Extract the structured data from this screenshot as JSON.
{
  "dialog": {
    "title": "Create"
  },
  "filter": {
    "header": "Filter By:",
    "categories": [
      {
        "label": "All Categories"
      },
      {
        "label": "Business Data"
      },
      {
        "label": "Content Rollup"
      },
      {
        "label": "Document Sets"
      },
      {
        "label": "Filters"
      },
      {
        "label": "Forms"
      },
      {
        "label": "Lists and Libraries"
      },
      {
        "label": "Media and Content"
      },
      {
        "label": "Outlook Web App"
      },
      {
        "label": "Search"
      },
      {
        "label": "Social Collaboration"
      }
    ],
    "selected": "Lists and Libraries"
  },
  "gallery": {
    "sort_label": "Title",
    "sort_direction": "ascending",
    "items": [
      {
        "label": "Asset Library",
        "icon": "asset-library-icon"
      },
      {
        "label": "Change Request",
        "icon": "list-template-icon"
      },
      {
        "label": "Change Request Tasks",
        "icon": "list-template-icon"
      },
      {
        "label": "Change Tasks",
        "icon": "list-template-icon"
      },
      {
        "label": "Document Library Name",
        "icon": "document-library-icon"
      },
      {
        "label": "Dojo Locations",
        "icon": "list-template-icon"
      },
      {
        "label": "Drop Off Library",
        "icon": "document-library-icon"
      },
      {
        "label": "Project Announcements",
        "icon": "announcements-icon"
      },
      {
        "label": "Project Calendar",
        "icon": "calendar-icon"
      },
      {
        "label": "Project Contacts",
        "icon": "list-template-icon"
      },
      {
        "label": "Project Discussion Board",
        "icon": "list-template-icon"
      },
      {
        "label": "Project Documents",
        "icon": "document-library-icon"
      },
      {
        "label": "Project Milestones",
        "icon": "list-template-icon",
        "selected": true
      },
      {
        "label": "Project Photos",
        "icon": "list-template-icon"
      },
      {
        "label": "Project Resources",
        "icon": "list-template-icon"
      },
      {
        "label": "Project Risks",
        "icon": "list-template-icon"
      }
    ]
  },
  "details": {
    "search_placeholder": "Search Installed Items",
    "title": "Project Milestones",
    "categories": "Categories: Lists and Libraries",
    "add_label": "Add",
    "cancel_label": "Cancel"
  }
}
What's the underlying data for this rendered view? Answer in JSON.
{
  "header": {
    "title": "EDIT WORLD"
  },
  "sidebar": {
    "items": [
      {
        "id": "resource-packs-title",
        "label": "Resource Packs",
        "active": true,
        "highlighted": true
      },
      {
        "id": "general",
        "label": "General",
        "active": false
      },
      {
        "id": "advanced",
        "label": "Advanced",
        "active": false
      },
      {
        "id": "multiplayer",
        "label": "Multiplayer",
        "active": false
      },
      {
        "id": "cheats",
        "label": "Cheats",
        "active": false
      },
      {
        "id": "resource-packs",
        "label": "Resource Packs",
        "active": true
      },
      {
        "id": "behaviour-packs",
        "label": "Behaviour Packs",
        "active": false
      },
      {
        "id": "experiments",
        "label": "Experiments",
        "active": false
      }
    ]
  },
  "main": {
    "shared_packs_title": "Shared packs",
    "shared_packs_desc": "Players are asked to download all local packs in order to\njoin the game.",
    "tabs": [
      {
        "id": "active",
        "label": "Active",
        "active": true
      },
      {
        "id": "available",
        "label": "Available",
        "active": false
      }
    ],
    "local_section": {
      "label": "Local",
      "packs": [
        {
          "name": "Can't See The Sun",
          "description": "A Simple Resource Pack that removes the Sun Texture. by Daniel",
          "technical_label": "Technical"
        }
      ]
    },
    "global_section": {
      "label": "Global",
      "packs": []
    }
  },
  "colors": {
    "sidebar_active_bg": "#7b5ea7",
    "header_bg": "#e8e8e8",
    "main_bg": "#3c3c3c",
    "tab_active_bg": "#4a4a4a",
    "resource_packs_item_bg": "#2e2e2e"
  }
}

________________________

- INSTRUCTIONS TO FOLLOW
Reproduce all of the records exactly.

- RESULT
Extract the structured data from this screenshot as JSON.
{
  "dialog": {
    "title": "Create"
  },
  "filter": {
    "header": "Filter By:",
    "categories": [
      {
        "label": "All Categories"
      },
      {
        "label": "Business Data"
      },
      {
        "label": "Content Rollup"
      },
      {
        "label": "Document Sets"
      },
      {
        "label": "Filters"
      },
      {
        "label": "Forms"
      },
      {
        "label": "Lists and Libraries"
      },
      {
        "label": "Media and Content"
      },
      {
        "label": "Outlook Web App"
      },
      {
        "label": "Search"
      },
      {
        "label": "Social Collaboration"
      }
    ],
    "selected": "Lists and Libraries"
  },
  "gallery": {
    "sort_label": "Title",
    "sort_direction": "ascending",
    "items": [
      {
        "label": "Asset Library",
        "icon": "asset-library-icon"
      },
      {
        "label": "Change Request",
        "icon": "list-template-icon"
      },
      {
        "label": "Change Request Tasks",
        "icon": "list-template-icon"
      },
      {
        "label": "Change Tasks",
        "icon": "list-template-icon"
      },
      {
        "label": "Document Library Name",
        "icon": "document-library-icon"
      },
      {
        "label": "Dojo Locations",
        "icon": "list-template-icon"
      },
      {
        "label": "Drop Off Library",
        "icon": "document-library-icon"
      },
      {
        "label": "Project Announcements",
        "icon": "announcements-icon"
      },
      {
        "label": "Project Calendar",
        "icon": "calendar-icon"
      },
      {
        "label": "Project Contacts",
        "icon": "list-template-icon"
      },
      {
        "label": "Project Discussion Board",
        "icon": "list-template-icon"
      },
      {
        "label": "Project Documents",
        "icon": "document-library-icon"
      },
      {
        "label": "Project Milestones",
        "icon": "list-template-icon",
        "selected": true
      },
      {
        "label": "Project Photos",
        "icon": "list-template-icon"
      },
      {
        "label": "Project Resources",
        "icon": "list-template-icon"
      },
      {
        "label": "Project Risks",
        "icon": "list-template-icon"
      }
    ]
  },
  "details": {
    "search_placeholder": "Search Installed Items",
    "title": "Project Milestones",
    "categories": "Categories: Lists and Libraries",
    "add_label": "Add",
    "cancel_label": "Cancel"
  }
}
What's the underlying data for this rendered view? Answer in JSON.
{
  "header": {
    "title": "EDIT WORLD"
  },
  "sidebar": {
    "items": [
      {
        "id": "resource-packs-title",
        "label": "Resource Packs",
        "active": true,
        "highlighted": true
      },
      {
        "id": "general",
        "label": "General",
        "active": false
      },
      {
        "id": "advanced",
        "label": "Advanced",
        "active": false
      },
      {
        "id": "multiplayer",
        "label": "Multiplayer",
        "active": false
      },
      {
        "id": "cheats",
        "label": "Cheats",
        "active": false
      },
      {
        "id": "resource-packs",
        "label": "Resource Packs",
        "active": true
      },
      {
        "id": "behaviour-packs",
        "label": "Behaviour Packs",
        "active": false
      },
      {
        "id": "experiments",
        "label": "Experiments",
        "active": false
      }
    ]
  },
  "main": {
    "shared_packs_title": "Shared packs",
    "shared_packs_desc": "Players are asked to download all local packs in order to\njoin the game.",
    "tabs": [
      {
        "id": "active",
        "label": "Active",
        "active": true
      },
      {
        "id": "available",
        "label": "Available",
        "active": false
      }
    ],
    "local_section": {
      "label": "Local",
      "packs": [
        {
          "name": "Can't See The Sun",
          "description": "A Simple Resource Pack that removes the Sun Texture. by Daniel",
          "technical_label": "Technical"
        }
      ]
    },
    "global_section": {
      "label": "Global",
      "packs": []
    }
  },
  "colors": {
    "sidebar_active_bg": "#7b5ea7",
    "header_bg": "#e8e8e8",
    "main_bg": "#3c3c3c",
    "tab_active_bg": "#4a4a4a",
    "resource_packs_item_bg": "#2e2e2e"
  }
}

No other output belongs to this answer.